→ Aim
Scan the data below and pick out the lines containing the word "text".

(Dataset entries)
########

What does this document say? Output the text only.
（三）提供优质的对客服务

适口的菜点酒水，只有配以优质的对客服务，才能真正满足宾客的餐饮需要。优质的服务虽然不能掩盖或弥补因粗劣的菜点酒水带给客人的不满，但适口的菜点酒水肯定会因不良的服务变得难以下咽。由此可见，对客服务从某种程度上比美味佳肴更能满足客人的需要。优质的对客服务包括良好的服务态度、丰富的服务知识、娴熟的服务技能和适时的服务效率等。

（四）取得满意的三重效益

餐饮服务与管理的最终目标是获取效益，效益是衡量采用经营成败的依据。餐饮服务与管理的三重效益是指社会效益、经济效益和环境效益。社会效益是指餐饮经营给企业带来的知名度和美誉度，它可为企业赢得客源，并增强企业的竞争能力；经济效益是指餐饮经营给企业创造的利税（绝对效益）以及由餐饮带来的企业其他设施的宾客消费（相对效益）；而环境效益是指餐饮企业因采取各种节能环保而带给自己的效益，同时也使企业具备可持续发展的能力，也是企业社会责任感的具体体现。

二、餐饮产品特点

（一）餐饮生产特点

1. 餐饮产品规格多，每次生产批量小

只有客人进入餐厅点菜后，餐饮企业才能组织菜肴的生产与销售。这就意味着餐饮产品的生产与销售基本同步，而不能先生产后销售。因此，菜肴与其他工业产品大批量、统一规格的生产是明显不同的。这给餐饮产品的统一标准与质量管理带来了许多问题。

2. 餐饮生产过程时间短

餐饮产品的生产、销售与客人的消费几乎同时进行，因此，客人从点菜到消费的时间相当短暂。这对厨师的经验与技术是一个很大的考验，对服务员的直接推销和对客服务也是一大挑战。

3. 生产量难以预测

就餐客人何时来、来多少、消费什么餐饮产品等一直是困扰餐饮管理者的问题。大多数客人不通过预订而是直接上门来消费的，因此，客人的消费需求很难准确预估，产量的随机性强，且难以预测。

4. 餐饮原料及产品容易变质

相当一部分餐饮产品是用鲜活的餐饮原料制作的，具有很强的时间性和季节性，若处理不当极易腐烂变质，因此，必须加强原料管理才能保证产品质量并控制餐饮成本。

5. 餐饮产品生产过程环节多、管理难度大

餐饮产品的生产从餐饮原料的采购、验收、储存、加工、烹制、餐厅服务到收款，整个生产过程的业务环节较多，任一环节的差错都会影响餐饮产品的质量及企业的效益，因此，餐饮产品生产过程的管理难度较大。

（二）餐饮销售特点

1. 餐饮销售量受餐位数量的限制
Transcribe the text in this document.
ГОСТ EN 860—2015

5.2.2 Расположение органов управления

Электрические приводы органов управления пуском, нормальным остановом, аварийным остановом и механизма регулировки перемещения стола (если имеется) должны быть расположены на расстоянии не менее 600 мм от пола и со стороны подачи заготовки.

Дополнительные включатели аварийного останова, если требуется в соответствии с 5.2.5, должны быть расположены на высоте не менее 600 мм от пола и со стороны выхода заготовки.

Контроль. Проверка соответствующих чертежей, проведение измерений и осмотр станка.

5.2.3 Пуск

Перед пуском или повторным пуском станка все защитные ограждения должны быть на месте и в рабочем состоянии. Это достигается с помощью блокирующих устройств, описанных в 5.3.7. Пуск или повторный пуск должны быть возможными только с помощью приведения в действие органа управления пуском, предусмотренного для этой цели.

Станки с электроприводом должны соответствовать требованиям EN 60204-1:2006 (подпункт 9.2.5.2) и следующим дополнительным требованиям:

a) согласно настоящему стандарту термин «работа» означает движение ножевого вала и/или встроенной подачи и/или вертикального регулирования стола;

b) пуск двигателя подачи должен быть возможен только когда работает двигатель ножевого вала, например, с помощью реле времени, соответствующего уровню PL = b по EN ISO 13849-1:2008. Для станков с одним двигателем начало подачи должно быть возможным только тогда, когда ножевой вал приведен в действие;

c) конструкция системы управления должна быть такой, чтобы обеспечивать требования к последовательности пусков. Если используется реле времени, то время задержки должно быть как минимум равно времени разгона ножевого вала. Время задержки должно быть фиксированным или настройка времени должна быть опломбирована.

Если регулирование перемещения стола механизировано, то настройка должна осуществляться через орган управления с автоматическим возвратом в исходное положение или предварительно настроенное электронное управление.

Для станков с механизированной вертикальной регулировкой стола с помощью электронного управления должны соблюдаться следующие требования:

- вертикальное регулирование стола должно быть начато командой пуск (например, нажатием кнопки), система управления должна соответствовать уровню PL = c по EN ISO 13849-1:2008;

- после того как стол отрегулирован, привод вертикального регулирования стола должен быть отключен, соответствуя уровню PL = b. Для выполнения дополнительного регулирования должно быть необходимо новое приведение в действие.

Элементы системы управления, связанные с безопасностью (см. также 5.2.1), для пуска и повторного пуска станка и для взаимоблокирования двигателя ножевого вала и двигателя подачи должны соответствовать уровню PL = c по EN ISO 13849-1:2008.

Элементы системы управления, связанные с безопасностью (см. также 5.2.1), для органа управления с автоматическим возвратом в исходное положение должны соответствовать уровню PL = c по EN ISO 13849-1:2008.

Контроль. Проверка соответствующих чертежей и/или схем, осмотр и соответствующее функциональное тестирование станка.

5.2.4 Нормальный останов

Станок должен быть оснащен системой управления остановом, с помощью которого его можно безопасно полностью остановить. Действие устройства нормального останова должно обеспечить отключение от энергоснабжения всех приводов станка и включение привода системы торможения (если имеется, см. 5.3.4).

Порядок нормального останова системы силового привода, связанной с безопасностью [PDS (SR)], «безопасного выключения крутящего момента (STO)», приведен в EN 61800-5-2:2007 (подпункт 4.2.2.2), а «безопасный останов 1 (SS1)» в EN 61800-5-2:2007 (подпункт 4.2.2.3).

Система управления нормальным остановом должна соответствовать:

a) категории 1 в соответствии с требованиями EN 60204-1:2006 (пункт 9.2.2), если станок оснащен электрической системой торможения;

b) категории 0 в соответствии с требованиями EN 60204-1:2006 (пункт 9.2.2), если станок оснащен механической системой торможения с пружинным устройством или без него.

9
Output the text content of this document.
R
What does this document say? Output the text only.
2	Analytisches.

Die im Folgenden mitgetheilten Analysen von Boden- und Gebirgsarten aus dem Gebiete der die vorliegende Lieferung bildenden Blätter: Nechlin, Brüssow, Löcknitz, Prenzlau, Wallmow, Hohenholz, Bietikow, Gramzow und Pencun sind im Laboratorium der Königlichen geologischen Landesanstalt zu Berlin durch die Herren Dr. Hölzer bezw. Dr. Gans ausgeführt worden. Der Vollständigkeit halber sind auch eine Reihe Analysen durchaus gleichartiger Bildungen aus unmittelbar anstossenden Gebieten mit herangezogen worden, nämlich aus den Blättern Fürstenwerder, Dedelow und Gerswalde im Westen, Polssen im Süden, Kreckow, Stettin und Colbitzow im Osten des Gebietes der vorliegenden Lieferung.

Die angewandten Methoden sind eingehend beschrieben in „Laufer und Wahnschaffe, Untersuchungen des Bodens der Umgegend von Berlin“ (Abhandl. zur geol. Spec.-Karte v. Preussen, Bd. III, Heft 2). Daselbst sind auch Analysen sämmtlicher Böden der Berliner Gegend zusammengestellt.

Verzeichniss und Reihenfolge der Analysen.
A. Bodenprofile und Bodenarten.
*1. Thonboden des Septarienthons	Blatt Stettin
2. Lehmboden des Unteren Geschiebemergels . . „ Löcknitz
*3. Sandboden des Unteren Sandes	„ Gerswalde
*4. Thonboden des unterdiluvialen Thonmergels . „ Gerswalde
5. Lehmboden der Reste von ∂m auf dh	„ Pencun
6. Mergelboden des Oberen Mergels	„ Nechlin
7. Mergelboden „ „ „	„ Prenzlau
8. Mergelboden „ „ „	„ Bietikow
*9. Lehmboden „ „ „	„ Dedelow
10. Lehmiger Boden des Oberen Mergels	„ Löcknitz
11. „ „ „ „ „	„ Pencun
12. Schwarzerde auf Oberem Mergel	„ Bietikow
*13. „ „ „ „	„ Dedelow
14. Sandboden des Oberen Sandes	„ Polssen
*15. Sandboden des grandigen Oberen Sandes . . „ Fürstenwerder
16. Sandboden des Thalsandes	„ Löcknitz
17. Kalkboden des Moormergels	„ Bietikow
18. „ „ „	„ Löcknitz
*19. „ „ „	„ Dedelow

########

→ Response below
What does this document say? Output the text only.
Transcribe the text in this document.
Output the text content of this document.
What does this document say? Output the text only.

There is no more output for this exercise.